[Data entries]
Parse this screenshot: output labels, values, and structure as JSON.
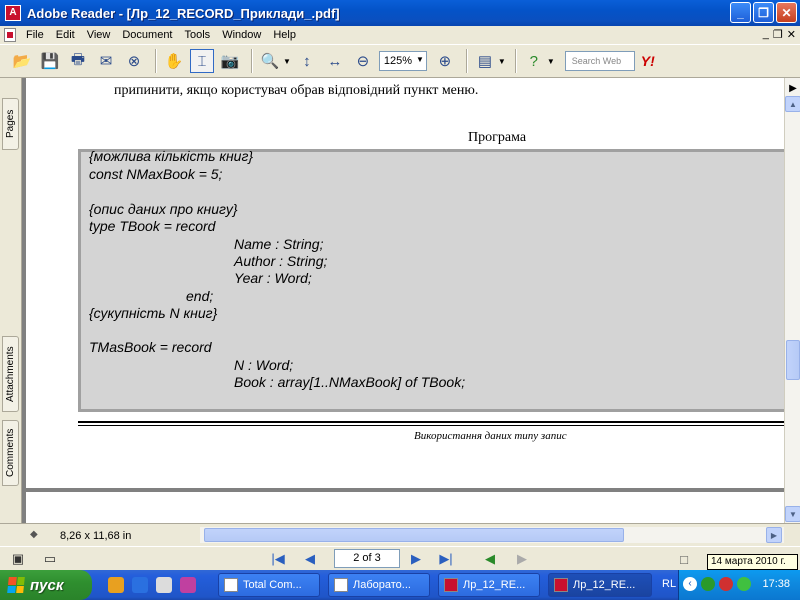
{
  "window": {
    "title": "Adobe Reader - [Лр_12_RECORD_Приклади_.pdf]"
  },
  "menu": [
    "File",
    "Edit",
    "View",
    "Document",
    "Tools",
    "Window",
    "Help"
  ],
  "toolbar": {
    "zoom": "125%",
    "search_placeholder": "Search Web"
  },
  "side_tabs": [
    "Pages",
    "Attachments",
    "Comments"
  ],
  "document": {
    "paragraph_tail": "припинити, якщо користувач обрав відповідний пункт меню.",
    "heading": "Програма",
    "code_lines": [
      "{можлива кількість книг}",
      "const NMaxBook = 5;",
      "",
      "{опис даних про книгу}",
      "type TBook = record",
      "Name : String;",
      "Author : String;",
      "Year : Word;",
      "end;",
      "{сукупність N книг}",
      "",
      "TMasBook = record",
      "N : Word;",
      "Book : array[1..NMaxBook] of TBook;"
    ],
    "caption": "Використання даних типу запис"
  },
  "status": {
    "page_size": "8,26 x 11,68 in"
  },
  "navigation": {
    "page_display": "2 of 3"
  },
  "tooltip": "14 марта 2010 г.",
  "taskbar": {
    "start_label": "пуск",
    "tasks": [
      "Total Com...",
      "Лаборато...",
      "Лр_12_RE...",
      "Лр_12_RE..."
    ],
    "language": "RL",
    "clock": "17:38"
  }
}
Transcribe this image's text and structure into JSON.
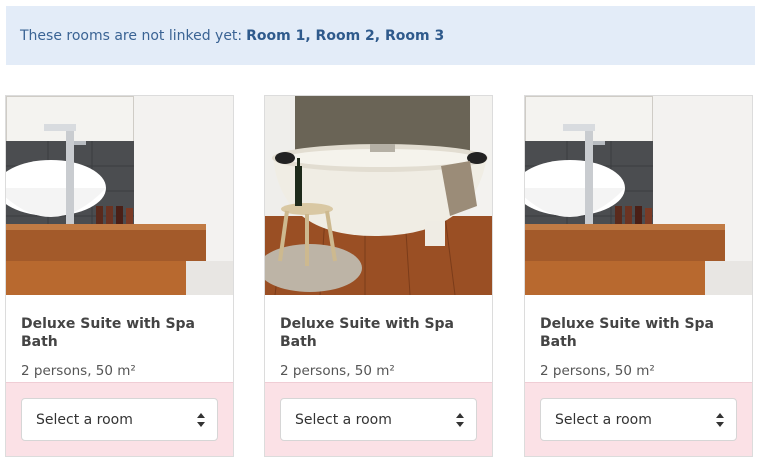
{
  "notice": {
    "text": "These rooms are not linked yet:",
    "rooms": "Room 1, Room 2, Room 3"
  },
  "cards": [
    {
      "title": "Deluxe Suite with Spa Bath",
      "meta": "2 persons, 50 m²",
      "select": "Select a room",
      "image": "bathroom-sink-photo"
    },
    {
      "title": "Deluxe Suite with Spa Bath",
      "meta": "2 persons, 50 m²",
      "select": "Select a room",
      "image": "freestanding-bathtub-photo"
    },
    {
      "title": "Deluxe Suite with Spa Bath",
      "meta": "2 persons, 50 m²",
      "select": "Select a room",
      "image": "bathroom-sink-photo"
    }
  ],
  "colors": {
    "notice_bg": "#e3ecf8",
    "notice_text": "#3a6394",
    "select_bar_bg": "#fbe1e6"
  }
}
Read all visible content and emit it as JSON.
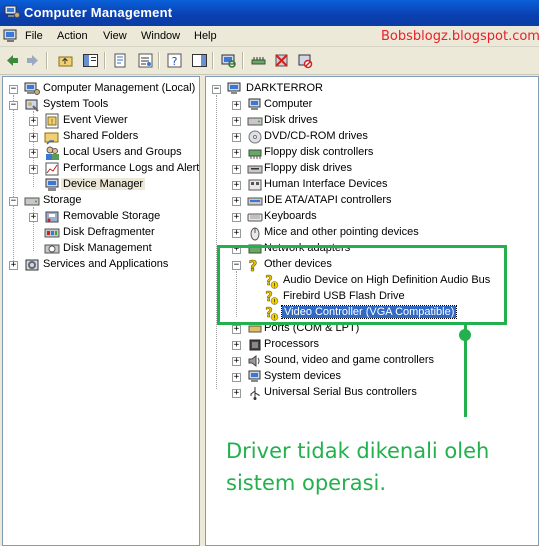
{
  "window": {
    "title": "Computer Management"
  },
  "menu": {
    "items": [
      "File",
      "Action",
      "View",
      "Window",
      "Help"
    ]
  },
  "watermark": "Bobsblogz.blogspot.com",
  "left_tree": {
    "root": "Computer Management (Local)",
    "system_tools": "System Tools",
    "event_viewer": "Event Viewer",
    "shared_folders": "Shared Folders",
    "local_users": "Local Users and Groups",
    "perf_logs": "Performance Logs and Alerts",
    "device_manager": "Device Manager",
    "storage": "Storage",
    "removable": "Removable Storage",
    "defrag": "Disk Defragmenter",
    "disk_mgmt": "Disk Management",
    "services": "Services and Applications"
  },
  "right_tree": {
    "root": "DARKTERROR",
    "items": [
      "Computer",
      "Disk drives",
      "DVD/CD-ROM drives",
      "Floppy disk controllers",
      "Floppy disk drives",
      "Human Interface Devices",
      "IDE ATA/ATAPI controllers",
      "Keyboards",
      "Mice and other pointing devices",
      "Network adapters"
    ],
    "other_devices": "Other devices",
    "other_children": [
      "Audio Device on High Definition Audio Bus",
      "Firebird USB Flash Drive",
      "Video Controller (VGA Compatible)"
    ],
    "after": [
      "Ports (COM & LPT)",
      "Processors",
      "Sound, video and game controllers",
      "System devices",
      "Universal Serial Bus controllers"
    ]
  },
  "annotation": {
    "text": "Driver tidak dikenali oleh sistem operasi."
  },
  "colors": {
    "accent": "#22b14c",
    "selection": "#316ac5",
    "watermark": "#e8202a"
  }
}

◆ **What the exercise asks**
Reproduce each line of the material containing the word "Management".

◆ **Reply**
    "title": "Computer Management"
    "root": "Computer Management (Local)",
    "disk_mgmt": "Disk Management",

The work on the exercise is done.